* _WHAT YOU HAVE TO DO_: Leaving out every picture, quote the data below exactly as it appears.

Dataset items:
<<<<
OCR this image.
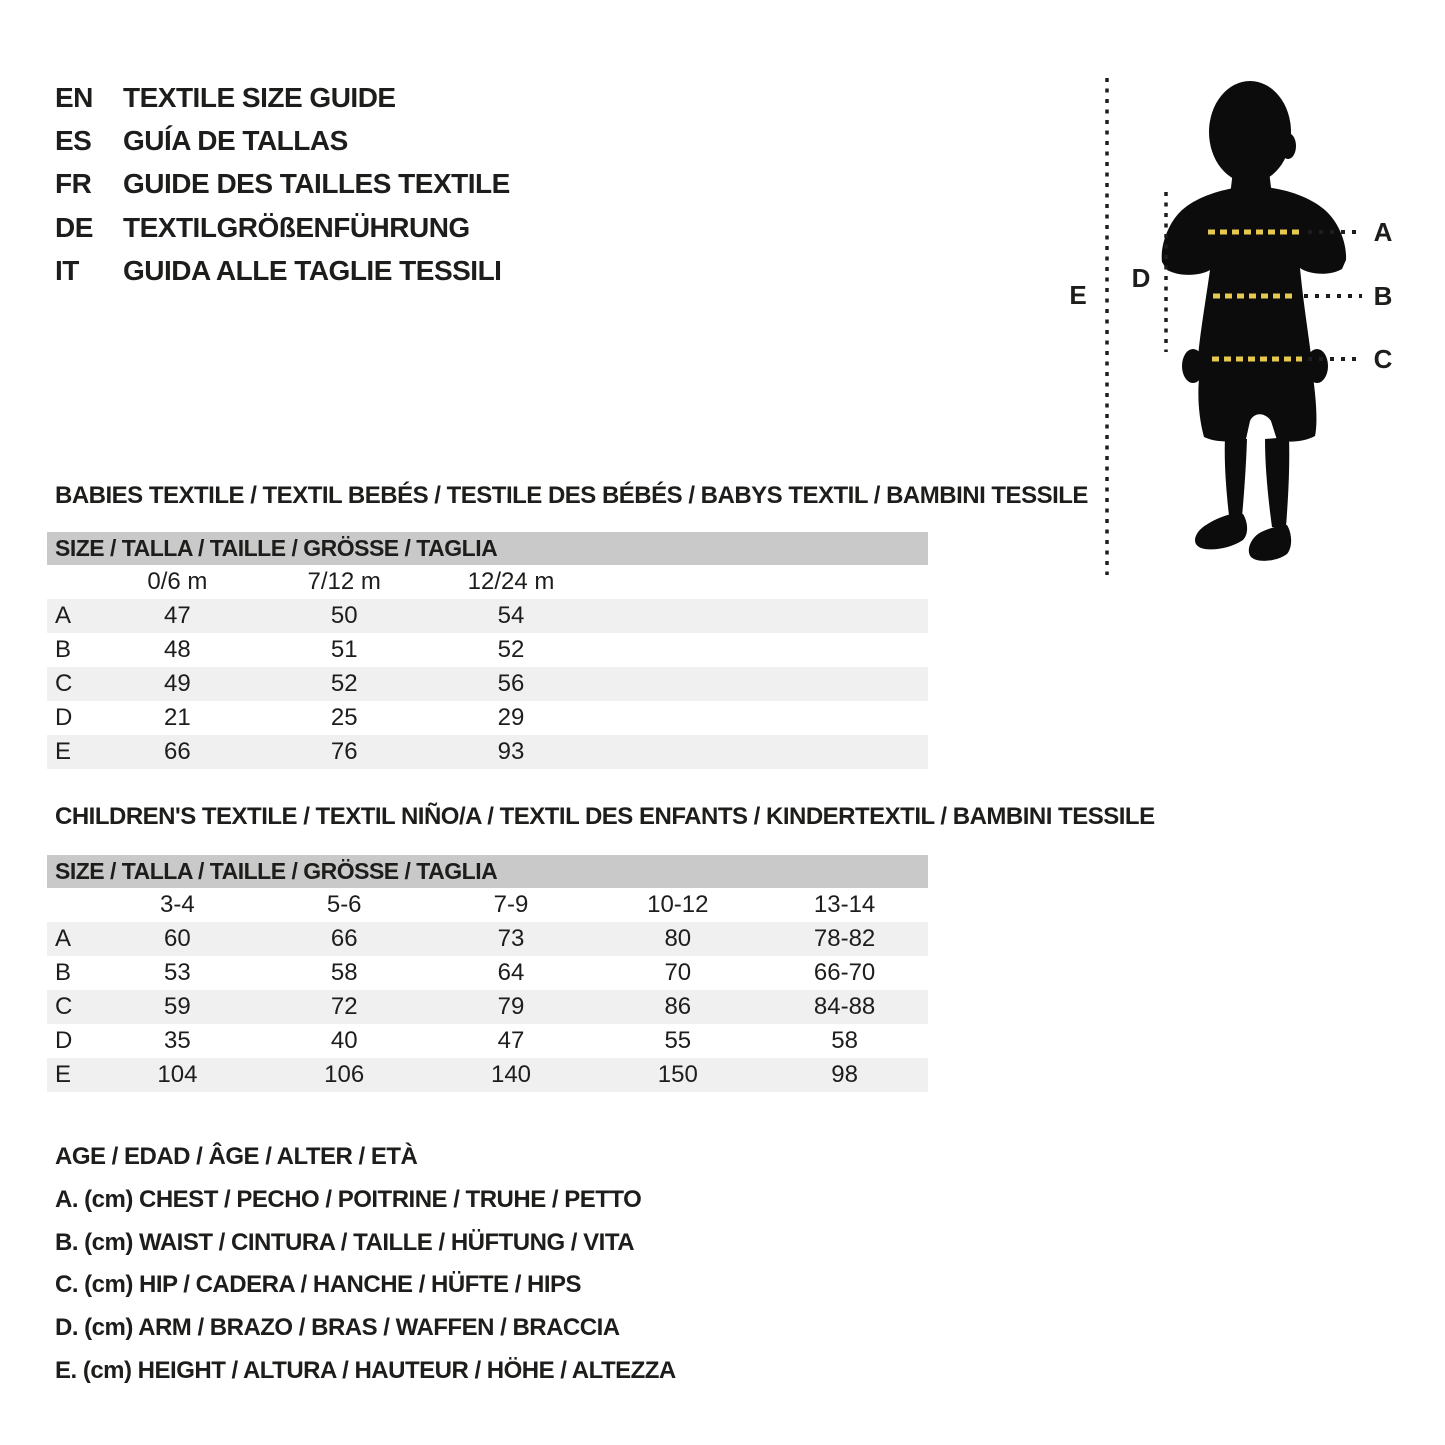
EN	TEXTILE SIZE GUIDE
ES	GUÍA DE TALLAS
FR	GUIDE DES TAILLES TEXTILE
DE	TEXTILGRÖßENFÜHRUNG
IT	GUIDA ALLE TAGLIE TESSILI
A
B
C
D
E
BABIES TEXTILE / TEXTIL BEBÉS / TESTILE DES BÉBÉS / BABYS TEXTIL / BAMBINI TESSILE
SIZE / TALLA / TAILLE / GRÖSSE / TAGLIA
0/6 m	7/12 m	12/24 m
A	47	50	54
B	48	51	52
C	49	52	56
D	21	25	29
E	66	76	93
CHILDREN'S TEXTILE / TEXTIL NIÑO/A / TEXTIL DES ENFANTS / KINDERTEXTIL / BAMBINI TESSILE
SIZE / TALLA / TAILLE / GRÖSSE / TAGLIA
3-4	5-6	7-9	10-12	13-14
A	60	66	73	80	78-82
B	53	58	64	70	66-70
C	59	72	79	86	84-88
D	35	40	47	55	58
E	104	106	140	150	98
AGE / EDAD / ÂGE / ALTER / ETÀ
A. (cm) CHEST / PECHO / POITRINE / TRUHE / PETTO
B. (cm) WAIST / CINTURA / TAILLE / HÜFTUNG / VITA
C. (cm) HIP / CADERA / HANCHE / HÜFTE / HIPS
D. (cm) ARM / BRAZO / BRAS / WAFFEN / BRACCIA
E. (cm) HEIGHT / ALTURA / HAUTEUR / HÖHE / ALTEZZA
>>>>
* _THE RESPONSE_:
OCR this image.
EN	TEXTILE SIZE GUIDE
ES	GUÍA DE TALLAS
FR	GUIDE DES TAILLES TEXTILE
DE	TEXTILGRÖßENFÜHRUNG
IT	GUIDA ALLE TAGLIE TESSILI
A
B
C
D
E
BABIES TEXTILE / TEXTIL BEBÉS / TESTILE DES BÉBÉS / BABYS TEXTIL / BAMBINI TESSILE
SIZE / TALLA / TAILLE / GRÖSSE / TAGLIA
0/6 m	7/12 m	12/24 m
A	47	50	54
B	48	51	52
C	49	52	56
D	21	25	29
E	66	76	93
CHILDREN'S TEXTILE / TEXTIL NIÑO/A / TEXTIL DES ENFANTS / KINDERTEXTIL / BAMBINI TESSILE
SIZE / TALLA / TAILLE / GRÖSSE / TAGLIA
3-4	5-6	7-9	10-12	13-14
A	60	66	73	80	78-82
B	53	58	64	70	66-70
C	59	72	79	86	84-88
D	35	40	47	55	58
E	104	106	140	150	98
AGE / EDAD / ÂGE / ALTER / ETÀ
A. (cm) CHEST / PECHO / POITRINE / TRUHE / PETTO
B. (cm) WAIST / CINTURA / TAILLE / HÜFTUNG / VITA
C. (cm) HIP / CADERA / HANCHE / HÜFTE / HIPS
D. (cm) ARM / BRAZO / BRAS / WAFFEN / BRACCIA
E. (cm) HEIGHT / ALTURA / HAUTEUR / HÖHE / ALTEZZA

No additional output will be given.